Description of the task:
Please state how many lines in the records contain the string "JSON", with no words besides the number.

** BEGIN Input data **

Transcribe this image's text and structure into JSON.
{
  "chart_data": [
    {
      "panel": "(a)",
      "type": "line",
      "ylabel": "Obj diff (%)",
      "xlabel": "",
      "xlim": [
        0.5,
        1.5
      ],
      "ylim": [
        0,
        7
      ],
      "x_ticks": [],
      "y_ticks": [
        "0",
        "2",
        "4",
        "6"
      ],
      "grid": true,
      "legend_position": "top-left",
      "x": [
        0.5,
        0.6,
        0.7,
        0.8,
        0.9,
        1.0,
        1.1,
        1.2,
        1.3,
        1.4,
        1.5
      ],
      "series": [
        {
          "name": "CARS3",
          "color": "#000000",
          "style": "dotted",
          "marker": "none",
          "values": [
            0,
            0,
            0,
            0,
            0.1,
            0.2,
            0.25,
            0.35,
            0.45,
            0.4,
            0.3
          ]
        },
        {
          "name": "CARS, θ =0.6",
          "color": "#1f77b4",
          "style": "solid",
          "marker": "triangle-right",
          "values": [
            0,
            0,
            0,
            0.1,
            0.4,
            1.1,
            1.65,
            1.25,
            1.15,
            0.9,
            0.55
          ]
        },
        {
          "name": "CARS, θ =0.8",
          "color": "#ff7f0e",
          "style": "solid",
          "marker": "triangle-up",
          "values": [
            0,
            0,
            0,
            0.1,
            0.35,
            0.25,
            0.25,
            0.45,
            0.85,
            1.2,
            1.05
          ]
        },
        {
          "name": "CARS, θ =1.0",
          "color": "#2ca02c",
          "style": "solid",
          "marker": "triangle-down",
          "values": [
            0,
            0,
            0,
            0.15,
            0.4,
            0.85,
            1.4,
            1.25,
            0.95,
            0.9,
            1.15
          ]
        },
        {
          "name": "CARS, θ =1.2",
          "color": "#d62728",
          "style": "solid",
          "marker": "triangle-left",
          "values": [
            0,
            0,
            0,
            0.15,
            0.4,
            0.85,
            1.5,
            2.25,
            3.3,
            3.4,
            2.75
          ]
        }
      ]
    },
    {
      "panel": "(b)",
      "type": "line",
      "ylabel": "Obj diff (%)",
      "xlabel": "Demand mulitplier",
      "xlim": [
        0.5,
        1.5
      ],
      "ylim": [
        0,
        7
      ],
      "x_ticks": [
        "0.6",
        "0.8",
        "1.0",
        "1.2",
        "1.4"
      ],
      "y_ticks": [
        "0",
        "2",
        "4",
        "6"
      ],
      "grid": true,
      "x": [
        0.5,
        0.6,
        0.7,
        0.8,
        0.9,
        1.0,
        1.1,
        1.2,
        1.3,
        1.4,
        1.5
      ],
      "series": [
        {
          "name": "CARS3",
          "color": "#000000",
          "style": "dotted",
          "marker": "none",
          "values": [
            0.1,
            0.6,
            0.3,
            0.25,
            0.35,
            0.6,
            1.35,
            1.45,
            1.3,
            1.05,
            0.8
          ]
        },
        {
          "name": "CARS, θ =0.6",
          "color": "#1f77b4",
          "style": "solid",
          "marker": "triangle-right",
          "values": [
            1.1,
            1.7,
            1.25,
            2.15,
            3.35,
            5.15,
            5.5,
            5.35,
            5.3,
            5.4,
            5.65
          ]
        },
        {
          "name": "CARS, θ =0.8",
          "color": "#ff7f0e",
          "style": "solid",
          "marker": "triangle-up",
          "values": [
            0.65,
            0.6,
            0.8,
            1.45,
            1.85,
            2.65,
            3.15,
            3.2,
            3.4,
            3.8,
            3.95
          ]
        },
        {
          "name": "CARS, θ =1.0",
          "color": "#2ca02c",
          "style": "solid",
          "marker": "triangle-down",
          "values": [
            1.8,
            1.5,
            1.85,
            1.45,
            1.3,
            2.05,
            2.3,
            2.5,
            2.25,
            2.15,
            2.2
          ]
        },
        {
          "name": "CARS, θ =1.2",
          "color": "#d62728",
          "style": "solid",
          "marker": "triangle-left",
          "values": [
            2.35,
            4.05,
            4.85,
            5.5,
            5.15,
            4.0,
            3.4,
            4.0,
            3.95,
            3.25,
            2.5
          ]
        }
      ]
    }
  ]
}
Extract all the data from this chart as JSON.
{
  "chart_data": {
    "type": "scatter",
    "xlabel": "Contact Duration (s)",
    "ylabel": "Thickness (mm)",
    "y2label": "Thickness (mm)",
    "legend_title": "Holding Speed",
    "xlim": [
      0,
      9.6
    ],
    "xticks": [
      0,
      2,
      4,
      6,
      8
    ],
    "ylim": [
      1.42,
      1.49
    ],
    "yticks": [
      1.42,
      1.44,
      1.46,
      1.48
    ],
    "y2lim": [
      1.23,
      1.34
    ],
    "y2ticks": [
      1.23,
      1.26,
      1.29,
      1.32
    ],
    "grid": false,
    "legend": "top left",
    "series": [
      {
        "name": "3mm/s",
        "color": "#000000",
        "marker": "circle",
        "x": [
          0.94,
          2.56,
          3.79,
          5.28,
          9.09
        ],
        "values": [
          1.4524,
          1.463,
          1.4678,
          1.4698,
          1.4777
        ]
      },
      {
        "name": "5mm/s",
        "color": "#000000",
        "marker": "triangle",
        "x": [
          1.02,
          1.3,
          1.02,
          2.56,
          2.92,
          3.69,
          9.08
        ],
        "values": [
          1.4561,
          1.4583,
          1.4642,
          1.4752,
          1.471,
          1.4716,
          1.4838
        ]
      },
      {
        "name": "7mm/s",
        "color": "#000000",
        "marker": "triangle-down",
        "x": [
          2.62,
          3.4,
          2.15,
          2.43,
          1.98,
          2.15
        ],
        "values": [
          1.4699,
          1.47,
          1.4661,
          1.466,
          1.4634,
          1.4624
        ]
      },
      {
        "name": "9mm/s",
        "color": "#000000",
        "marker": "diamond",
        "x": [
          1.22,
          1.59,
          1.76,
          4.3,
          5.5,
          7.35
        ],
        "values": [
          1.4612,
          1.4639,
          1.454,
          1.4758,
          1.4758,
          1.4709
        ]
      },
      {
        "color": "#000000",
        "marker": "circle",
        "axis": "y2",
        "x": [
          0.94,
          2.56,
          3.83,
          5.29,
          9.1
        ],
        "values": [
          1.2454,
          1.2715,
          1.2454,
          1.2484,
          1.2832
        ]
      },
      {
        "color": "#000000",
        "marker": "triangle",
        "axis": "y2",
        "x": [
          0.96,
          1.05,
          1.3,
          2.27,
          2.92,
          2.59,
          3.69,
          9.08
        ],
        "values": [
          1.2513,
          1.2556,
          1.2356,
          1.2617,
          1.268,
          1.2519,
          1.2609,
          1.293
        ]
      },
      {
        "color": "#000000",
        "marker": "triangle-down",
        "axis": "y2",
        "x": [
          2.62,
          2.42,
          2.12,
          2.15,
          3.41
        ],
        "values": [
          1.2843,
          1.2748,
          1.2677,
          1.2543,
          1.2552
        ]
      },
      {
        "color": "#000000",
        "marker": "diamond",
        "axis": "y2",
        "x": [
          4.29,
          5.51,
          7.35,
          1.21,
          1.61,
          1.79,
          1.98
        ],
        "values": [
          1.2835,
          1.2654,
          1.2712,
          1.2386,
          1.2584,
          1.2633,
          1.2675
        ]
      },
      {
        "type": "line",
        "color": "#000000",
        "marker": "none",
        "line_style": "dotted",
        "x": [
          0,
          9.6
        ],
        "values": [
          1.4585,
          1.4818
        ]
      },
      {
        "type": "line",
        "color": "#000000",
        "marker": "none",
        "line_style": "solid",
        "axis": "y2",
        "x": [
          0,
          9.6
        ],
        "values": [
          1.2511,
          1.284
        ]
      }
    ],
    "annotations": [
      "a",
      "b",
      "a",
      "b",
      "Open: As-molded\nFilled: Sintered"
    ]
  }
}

** END Input data **

Exercise result:
2